[BEGIN SOURCE TEXT]

We've had a huge response from webmasters, who have submitted a great deal of high-quality pages. Many pages would have never found through our usual crawl process, such as URLs with content found behind forms or locked up in databases or behind content management systems.
Also we have many clients supporting Sitemaps natively (many are listed at http://code.google.com/sm_thirdparty.html), in addition to our initial Open Source python client. We are working with more such clients to automatically support Sitemaps natively, and larger websites to compute these automatically as well.
Also, Michael points out "As some of you may have noticed, Sitemaps has also served as an...uhm...impromptu stress test of different parts of the Google infrastructure, and we're working hard to fix those parts."
A major source of misunderstandings and irritations is the common lack of knowledge on how large IT systems -- especially search engines -- work. This leads to unrealistic expectations and rants like "Google is broke because it had fetched my sitemap, the download status shows an OK, but none of my new pages appear in search results for their deserved keywords".

[END SOURCE TEXT]

### CHALLENGE A
Answer these from the Sitemaps text:
(i) Which kinds of URLs does it say would never have been found through the usual crawl process?
(ii) What was the initial client for Sitemaps?
(iii) According to Michael, what has Sitemaps served as?
### CHALLENGE B
Duplicate the stretch of the Sitemaps text from "We've had a" through "automatically as well.".

[BEGIN EXTRACTED DATA]

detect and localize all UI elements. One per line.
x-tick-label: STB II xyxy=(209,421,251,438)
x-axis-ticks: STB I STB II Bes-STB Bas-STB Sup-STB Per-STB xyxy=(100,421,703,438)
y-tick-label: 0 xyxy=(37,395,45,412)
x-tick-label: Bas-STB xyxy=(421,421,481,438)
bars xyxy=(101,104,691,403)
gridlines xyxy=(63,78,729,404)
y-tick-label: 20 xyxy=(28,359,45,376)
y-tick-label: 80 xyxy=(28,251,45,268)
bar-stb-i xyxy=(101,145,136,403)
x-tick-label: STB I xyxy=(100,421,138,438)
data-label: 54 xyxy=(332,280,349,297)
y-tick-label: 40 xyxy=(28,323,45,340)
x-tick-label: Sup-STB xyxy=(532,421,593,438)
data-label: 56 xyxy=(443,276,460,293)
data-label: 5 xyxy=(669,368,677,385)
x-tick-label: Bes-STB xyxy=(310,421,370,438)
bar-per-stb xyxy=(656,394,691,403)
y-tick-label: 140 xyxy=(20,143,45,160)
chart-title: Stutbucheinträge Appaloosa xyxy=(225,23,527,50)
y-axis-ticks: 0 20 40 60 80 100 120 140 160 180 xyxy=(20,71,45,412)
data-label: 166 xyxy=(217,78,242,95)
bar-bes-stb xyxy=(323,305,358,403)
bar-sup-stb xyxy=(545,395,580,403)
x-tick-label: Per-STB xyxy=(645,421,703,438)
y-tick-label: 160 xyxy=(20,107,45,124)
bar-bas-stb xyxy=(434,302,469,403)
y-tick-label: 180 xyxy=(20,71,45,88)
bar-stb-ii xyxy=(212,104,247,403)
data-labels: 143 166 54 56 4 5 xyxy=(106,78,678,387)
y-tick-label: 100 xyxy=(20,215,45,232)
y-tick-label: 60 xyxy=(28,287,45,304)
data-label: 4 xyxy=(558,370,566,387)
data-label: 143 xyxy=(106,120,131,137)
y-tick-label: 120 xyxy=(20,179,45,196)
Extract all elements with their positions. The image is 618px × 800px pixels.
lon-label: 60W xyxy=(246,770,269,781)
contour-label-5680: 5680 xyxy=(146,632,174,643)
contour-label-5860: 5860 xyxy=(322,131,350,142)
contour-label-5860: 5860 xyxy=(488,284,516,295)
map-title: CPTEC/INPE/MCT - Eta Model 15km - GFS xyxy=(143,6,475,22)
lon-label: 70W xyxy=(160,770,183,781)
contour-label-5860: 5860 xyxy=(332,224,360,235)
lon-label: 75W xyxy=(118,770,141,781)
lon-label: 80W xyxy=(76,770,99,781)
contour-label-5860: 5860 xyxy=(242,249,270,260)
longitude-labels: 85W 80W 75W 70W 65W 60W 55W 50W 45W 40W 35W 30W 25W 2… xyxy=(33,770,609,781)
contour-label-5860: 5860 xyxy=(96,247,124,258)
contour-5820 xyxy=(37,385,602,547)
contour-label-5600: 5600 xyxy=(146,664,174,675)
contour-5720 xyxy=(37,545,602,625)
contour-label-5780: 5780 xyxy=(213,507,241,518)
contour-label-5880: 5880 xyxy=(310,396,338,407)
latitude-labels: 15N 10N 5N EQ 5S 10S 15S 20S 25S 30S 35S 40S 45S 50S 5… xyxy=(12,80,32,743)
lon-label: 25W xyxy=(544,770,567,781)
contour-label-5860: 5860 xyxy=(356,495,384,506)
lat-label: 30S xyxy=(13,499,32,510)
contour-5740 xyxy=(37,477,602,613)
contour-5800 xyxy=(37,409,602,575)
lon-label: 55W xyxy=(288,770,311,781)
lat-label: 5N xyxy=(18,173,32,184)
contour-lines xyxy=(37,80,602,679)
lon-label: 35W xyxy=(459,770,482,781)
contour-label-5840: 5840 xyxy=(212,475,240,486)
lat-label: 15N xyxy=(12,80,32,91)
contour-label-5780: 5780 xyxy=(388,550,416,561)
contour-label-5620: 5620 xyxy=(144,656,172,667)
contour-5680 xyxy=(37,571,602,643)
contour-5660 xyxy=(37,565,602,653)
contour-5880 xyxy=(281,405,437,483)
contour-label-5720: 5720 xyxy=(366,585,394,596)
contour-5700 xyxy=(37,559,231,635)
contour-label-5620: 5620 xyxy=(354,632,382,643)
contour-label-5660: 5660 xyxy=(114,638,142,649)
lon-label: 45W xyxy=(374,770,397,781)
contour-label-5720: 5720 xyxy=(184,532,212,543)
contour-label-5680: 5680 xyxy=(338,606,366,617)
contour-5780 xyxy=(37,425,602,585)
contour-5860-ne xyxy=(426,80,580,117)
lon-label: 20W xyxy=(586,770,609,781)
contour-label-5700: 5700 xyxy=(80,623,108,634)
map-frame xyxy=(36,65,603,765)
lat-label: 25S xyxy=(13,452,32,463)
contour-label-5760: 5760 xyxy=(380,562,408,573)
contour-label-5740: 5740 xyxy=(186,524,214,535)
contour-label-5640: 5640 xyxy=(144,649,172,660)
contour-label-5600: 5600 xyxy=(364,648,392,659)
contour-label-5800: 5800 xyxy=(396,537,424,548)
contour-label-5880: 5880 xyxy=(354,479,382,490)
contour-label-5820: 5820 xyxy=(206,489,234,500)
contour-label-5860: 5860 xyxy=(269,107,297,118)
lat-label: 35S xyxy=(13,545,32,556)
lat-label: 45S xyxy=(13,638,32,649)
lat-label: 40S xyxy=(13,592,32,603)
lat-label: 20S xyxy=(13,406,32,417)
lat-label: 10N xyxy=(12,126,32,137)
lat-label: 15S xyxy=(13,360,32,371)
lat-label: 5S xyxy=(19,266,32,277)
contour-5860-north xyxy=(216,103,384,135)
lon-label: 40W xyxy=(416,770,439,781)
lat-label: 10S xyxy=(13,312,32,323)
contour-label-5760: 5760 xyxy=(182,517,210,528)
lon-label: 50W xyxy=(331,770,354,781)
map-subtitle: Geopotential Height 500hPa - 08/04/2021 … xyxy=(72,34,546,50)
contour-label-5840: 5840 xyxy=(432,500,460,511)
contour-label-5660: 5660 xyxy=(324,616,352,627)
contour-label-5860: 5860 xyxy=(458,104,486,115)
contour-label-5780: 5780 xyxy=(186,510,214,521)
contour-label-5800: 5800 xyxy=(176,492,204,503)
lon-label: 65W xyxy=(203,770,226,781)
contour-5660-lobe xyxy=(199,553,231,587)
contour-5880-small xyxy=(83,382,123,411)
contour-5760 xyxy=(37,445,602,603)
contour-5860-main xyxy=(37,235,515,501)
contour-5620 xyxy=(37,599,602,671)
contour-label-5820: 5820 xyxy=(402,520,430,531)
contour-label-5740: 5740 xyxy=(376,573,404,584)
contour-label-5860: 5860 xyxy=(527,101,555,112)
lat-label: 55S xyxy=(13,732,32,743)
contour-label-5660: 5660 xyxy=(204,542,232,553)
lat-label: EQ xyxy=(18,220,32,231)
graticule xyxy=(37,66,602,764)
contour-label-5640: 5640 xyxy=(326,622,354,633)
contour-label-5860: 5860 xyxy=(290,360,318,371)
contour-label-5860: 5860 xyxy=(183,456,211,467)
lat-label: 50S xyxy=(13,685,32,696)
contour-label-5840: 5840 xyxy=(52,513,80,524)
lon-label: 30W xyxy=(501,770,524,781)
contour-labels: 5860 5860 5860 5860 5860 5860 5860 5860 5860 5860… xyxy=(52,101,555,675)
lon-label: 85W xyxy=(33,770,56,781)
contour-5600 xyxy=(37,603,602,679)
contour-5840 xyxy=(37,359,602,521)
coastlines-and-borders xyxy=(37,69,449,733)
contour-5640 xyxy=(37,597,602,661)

[END EXTRACTED DATA]

### CORRECT OUTPUT A
(i) URLs with content found behind forms, locked up in databases, or behind content management systems.
(ii) An Open Source python client.
(iii) An impromptu stress test of different parts of the Google infrastructure.

### CORRECT OUTPUT B
We've had a huge response from webmasters, who have submitted a great deal of high-quality pages. Many pages would have never found through our usual crawl process, such as URLs with content found behind forms or locked up in databases or behind content management systems.
Also we have many clients supporting Sitemaps natively (many are listed at http://code.google.com/sm_thirdparty.html), in addition to our initial Open Source python client. We are working with more such clients to automatically support Sitemaps natively, and larger websites to compute these automatically as well.